Items listed in a dataset:
━━━━━━━━━━

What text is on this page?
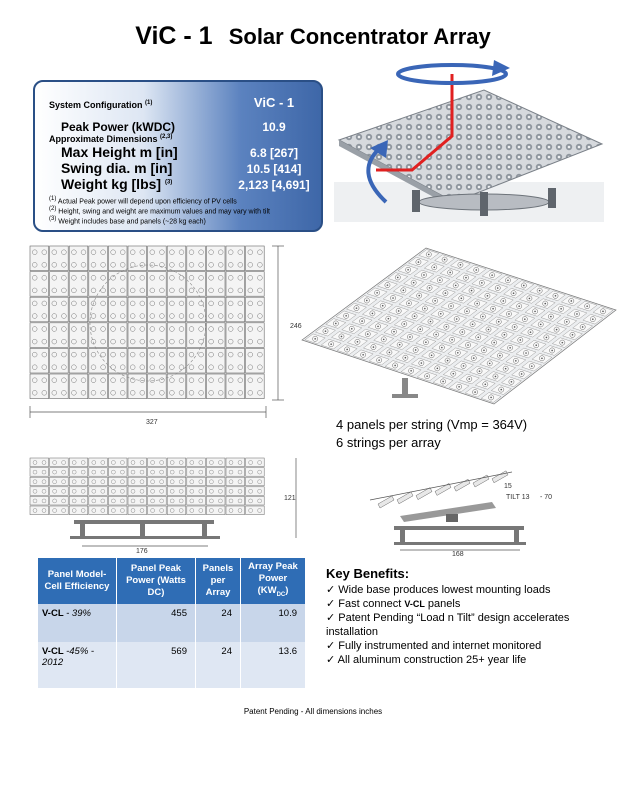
ViC - 1 Solar Concentrator Array
System Configuration $^{(1)}$	ViC - 1
Peak Power (kWDC)	10.9
Approximate Dimensions $^{(2,3)}$
Max Height m [in]	6.8 [267]
Swing dia. m [in]	10.5 [414]
Weight kg [lbs] $^{(3)}$	2,123 [4,691]
(1) Actual Peak power will depend upon efficiency of PV cells
(2) Height, swing and weight are maximum values and may vary with tilt
(3) Weight includes base and panels (~28 kg each)
246
327	4 panels per string (Vmp = 364V)
6 strings per array
121
176	168
15
TILT 13 - 70
Panel Model-Cell Efficiency	Panel Peak Power (Watts DC)	Panels per Array	Array Peak Power $(KW_{DC})$
V-CL - 39%	455	24	10.9
V-CL -45% - 2012	569	24	13.6
Key Benefits:
✓ Wide base produces lowest mounting loads
✓ Fast connect V-CL panels
✓ Patent Pending “Load n Tilt” design accelerates installation
✓ Fully instrumented and internet monitored
✓ All aluminum construction 25+ year life
Patent Pending - All dimensions inches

━━━━━━━━━━

# WHAT YOU NEED TO DO
Copy out each line of the data exactly as it reads; skip the pictures.

# SOLUTION
What text is on this page?
ViC - 1 Solar Concentrator Array
System Configuration $^{(1)}$	ViC - 1
Peak Power (kWDC)	10.9
Approximate Dimensions $^{(2,3)}$
Max Height m [in]	6.8 [267]
Swing dia. m [in]	10.5 [414]
Weight kg [lbs] $^{(3)}$	2,123 [4,691]
(1) Actual Peak power will depend upon efficiency of PV cells
(2) Height, swing and weight are maximum values and may vary with tilt
(3) Weight includes base and panels (~28 kg each)
246
327	4 panels per string (Vmp = 364V)
6 strings per array
121
176	168
15
TILT 13 - 70
Panel Model-Cell Efficiency	Panel Peak Power (Watts DC)	Panels per Array	Array Peak Power $(KW_{DC})$
V-CL - 39%	455	24	10.9
V-CL -45% - 2012	569	24	13.6
Key Benefits:
✓ Wide base produces lowest mounting loads
✓ Fast connect V-CL panels
✓ Patent Pending “Load n Tilt” design accelerates installation
✓ Fully instrumented and internet monitored
✓ All aluminum construction 25+ year life
Patent Pending - All dimensions inches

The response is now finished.